→ DO THIS
Gather all lines from the material that contain "урока".
## Begin RECORDS
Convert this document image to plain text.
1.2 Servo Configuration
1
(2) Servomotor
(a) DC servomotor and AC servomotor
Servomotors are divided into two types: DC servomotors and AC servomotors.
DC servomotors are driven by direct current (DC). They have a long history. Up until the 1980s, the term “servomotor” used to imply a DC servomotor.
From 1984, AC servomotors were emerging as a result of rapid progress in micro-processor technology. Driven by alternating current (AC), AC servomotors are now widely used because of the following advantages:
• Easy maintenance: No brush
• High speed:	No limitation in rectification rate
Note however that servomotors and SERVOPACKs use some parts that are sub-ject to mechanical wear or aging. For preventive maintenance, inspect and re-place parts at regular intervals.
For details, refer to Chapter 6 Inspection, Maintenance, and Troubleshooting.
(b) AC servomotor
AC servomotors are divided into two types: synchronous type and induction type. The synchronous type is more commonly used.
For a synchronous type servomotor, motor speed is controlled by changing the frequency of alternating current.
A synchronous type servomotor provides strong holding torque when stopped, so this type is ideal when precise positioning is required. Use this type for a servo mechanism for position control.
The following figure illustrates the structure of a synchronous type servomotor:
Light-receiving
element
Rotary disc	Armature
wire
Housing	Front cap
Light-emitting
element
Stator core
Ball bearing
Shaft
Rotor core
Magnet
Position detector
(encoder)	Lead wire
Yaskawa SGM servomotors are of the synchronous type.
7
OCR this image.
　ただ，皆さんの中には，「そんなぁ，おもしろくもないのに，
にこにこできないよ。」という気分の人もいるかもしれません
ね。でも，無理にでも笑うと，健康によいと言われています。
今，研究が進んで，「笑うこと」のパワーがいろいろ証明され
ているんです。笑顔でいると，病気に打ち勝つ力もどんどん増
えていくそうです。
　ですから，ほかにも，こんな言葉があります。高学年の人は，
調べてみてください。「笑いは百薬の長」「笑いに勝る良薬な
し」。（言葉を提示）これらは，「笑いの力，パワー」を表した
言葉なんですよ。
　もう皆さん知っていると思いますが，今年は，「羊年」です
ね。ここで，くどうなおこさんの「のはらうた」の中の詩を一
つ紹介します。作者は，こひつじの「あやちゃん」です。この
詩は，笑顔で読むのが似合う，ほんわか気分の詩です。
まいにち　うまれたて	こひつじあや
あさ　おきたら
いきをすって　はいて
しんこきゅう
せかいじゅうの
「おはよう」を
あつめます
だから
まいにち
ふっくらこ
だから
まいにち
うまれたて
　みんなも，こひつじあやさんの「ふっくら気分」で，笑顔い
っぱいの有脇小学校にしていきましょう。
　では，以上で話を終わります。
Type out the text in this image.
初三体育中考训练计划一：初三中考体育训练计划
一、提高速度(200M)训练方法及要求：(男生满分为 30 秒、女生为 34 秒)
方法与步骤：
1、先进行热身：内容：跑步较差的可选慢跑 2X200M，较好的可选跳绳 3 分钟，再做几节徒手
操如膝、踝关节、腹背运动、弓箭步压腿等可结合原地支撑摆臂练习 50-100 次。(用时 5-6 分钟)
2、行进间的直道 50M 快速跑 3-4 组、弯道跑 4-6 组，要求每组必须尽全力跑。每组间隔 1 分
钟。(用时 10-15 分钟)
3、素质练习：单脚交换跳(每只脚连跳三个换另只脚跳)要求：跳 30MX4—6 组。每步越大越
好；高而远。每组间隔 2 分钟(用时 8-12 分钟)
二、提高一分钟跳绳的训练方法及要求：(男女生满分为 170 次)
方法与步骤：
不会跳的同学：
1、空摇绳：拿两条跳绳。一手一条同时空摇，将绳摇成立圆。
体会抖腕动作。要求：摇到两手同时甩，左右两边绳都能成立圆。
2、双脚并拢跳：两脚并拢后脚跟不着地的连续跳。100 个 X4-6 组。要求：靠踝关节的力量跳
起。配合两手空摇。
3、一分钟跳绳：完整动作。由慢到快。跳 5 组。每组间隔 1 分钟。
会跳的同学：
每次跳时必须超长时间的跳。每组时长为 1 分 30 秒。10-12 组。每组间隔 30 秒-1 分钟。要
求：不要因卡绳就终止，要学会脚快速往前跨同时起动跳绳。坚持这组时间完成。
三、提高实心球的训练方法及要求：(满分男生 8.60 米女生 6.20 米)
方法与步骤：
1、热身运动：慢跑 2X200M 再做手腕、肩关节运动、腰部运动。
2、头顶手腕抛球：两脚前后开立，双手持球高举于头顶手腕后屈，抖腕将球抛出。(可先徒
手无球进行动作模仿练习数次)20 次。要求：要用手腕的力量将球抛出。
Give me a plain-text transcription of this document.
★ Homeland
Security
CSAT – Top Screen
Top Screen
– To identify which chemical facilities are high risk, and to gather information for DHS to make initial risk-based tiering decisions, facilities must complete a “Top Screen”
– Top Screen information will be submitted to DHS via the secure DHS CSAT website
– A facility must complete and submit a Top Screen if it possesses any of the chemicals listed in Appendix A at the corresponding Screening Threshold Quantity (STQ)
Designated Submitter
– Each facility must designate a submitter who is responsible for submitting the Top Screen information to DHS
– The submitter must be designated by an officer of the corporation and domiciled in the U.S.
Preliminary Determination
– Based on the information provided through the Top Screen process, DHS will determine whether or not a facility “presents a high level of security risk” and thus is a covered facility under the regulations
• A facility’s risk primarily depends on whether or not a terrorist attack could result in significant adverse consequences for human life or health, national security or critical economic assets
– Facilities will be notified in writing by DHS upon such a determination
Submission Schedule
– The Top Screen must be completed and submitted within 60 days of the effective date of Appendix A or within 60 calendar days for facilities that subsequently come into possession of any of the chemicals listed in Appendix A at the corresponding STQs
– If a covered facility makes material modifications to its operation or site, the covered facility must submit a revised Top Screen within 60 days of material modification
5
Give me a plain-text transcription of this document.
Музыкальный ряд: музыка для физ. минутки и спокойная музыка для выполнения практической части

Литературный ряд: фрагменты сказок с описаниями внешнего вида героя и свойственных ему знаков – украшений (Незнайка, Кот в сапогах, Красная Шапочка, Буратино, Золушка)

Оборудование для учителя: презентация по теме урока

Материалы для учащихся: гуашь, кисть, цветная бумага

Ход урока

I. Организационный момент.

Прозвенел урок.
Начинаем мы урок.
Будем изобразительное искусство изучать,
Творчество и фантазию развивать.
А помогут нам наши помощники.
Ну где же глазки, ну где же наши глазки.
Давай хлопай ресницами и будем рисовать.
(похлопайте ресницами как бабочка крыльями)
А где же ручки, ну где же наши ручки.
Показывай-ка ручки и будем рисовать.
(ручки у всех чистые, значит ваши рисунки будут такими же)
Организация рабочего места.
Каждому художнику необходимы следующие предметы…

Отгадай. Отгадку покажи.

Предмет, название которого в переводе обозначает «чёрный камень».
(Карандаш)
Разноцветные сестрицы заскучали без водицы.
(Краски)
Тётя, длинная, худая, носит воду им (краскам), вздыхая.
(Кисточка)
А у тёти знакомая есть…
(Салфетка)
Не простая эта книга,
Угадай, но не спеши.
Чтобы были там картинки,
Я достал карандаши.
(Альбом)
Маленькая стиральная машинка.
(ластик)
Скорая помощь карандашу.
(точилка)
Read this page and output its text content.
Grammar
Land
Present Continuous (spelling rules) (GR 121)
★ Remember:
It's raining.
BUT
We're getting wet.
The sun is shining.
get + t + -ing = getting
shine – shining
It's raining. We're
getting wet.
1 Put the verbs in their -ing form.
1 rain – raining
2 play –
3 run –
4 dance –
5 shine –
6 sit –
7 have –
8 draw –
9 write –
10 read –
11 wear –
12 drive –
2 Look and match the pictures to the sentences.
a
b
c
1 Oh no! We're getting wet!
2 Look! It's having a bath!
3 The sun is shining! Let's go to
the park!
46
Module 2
## End RECORDS
→ TASK OUTPUT
Оборудование для учителя: презентация по теме урока
Ход урока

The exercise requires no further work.